DIRECTIVE> Locate each line in the records containing "River". Copy it.

====== EXERCISE MATERIALS

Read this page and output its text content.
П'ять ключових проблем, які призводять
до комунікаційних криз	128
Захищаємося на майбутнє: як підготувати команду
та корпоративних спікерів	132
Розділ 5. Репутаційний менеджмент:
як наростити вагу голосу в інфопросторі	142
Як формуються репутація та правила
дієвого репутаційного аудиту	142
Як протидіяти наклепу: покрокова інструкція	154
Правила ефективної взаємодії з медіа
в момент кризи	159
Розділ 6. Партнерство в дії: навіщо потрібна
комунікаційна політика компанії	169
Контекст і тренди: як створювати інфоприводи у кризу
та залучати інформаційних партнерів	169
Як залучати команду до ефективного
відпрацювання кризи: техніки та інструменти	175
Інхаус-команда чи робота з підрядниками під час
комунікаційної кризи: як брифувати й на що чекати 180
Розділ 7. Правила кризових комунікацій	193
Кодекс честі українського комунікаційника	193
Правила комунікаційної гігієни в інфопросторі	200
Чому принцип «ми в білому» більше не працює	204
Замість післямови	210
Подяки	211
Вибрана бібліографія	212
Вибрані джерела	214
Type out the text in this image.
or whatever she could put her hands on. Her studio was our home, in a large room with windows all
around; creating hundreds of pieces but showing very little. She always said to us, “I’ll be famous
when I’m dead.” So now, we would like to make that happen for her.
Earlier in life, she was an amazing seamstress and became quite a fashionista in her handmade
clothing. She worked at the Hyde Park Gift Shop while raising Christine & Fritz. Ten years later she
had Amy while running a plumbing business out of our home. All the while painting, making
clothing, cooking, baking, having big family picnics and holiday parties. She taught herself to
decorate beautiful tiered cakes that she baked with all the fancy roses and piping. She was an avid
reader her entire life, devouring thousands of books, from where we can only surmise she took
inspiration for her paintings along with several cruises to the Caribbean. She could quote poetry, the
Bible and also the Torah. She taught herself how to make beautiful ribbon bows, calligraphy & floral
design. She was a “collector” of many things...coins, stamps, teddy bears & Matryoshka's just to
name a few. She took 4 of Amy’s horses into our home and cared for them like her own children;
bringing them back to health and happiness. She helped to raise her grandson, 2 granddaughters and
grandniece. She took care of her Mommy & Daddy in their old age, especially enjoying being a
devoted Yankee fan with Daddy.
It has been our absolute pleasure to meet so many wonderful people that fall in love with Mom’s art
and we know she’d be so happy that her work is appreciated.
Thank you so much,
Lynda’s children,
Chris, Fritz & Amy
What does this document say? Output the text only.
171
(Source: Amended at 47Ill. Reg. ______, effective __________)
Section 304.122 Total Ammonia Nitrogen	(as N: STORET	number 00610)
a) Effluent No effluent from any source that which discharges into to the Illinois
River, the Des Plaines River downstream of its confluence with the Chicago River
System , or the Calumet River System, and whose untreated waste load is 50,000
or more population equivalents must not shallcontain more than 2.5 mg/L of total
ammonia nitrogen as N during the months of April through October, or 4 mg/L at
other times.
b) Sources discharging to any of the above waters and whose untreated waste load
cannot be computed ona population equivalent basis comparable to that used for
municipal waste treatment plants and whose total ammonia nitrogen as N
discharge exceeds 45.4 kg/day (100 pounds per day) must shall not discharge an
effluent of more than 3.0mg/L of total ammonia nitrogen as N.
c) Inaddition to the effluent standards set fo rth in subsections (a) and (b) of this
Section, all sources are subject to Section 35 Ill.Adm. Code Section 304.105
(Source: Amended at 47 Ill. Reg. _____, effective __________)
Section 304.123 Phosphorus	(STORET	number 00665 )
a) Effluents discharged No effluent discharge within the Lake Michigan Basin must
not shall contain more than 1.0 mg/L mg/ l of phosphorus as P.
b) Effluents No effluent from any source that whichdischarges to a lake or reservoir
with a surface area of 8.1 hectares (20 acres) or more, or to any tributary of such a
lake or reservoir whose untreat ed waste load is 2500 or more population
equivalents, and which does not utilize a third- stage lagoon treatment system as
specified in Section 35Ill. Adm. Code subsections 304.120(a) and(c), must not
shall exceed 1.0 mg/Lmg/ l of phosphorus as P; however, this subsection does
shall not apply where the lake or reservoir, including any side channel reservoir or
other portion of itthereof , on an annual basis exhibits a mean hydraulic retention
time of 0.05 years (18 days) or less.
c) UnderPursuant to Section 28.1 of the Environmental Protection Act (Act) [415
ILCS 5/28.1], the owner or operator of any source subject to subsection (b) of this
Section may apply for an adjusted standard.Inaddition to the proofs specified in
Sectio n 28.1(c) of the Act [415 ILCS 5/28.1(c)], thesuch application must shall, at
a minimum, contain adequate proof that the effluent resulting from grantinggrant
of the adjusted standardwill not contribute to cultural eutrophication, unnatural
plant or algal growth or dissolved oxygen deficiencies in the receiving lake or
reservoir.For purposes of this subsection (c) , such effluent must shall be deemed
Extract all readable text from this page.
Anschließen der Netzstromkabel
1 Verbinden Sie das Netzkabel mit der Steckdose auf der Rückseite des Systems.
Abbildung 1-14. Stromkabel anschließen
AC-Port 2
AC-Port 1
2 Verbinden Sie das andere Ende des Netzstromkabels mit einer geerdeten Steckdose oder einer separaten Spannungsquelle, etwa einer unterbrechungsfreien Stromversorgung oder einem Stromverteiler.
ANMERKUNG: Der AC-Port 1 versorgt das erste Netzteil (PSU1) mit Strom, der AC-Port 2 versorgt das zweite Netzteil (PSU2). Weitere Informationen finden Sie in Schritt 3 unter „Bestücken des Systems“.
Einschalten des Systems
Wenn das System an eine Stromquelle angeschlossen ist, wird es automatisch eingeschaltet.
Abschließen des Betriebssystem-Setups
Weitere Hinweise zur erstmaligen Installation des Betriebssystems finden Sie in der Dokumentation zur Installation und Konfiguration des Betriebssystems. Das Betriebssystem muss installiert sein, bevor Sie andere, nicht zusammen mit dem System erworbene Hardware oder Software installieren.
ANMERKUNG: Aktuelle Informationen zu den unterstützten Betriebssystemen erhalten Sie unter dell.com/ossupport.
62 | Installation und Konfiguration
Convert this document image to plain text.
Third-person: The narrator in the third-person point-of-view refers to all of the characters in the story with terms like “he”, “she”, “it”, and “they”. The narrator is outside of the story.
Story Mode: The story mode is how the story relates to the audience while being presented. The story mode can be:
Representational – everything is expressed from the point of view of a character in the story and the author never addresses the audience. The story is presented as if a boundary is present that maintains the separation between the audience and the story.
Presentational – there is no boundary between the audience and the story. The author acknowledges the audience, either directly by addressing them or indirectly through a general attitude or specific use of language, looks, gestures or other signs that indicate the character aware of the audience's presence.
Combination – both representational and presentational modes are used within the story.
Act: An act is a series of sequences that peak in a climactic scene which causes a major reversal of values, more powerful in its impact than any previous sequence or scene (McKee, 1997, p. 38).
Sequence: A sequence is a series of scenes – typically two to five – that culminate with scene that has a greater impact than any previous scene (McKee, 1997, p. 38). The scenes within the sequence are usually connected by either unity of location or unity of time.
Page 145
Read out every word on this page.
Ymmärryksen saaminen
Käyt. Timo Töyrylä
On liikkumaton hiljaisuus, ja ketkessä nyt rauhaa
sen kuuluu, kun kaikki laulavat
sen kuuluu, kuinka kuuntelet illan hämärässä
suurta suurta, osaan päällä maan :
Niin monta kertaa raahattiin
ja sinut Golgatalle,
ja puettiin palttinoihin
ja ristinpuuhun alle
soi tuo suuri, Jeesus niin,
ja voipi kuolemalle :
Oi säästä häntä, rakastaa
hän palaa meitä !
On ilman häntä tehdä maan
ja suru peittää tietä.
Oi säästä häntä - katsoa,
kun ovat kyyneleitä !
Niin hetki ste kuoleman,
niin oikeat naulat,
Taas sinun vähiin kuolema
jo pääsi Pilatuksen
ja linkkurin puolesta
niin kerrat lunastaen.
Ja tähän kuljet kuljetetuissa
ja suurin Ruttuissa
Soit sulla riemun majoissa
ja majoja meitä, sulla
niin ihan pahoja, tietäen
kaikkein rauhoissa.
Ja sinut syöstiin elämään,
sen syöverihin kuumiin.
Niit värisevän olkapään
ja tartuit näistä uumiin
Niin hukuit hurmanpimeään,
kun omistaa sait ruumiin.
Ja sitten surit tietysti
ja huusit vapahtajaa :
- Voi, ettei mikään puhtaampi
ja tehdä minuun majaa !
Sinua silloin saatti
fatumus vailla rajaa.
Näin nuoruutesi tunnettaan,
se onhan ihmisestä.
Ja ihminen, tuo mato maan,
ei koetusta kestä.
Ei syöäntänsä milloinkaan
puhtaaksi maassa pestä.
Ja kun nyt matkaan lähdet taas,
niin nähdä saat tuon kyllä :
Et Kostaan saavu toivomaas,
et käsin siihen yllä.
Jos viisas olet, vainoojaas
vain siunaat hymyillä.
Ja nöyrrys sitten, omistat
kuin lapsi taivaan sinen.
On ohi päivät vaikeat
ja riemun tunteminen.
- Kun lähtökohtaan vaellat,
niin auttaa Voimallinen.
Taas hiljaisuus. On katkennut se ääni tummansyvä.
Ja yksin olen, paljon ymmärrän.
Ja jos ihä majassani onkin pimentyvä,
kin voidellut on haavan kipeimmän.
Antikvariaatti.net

============

RESPONSE BELOW>
River, the Des Plaines River downstream of its confluence with the Chicago River
System , or the Calumet River System, and whose untreated waste load is 50,000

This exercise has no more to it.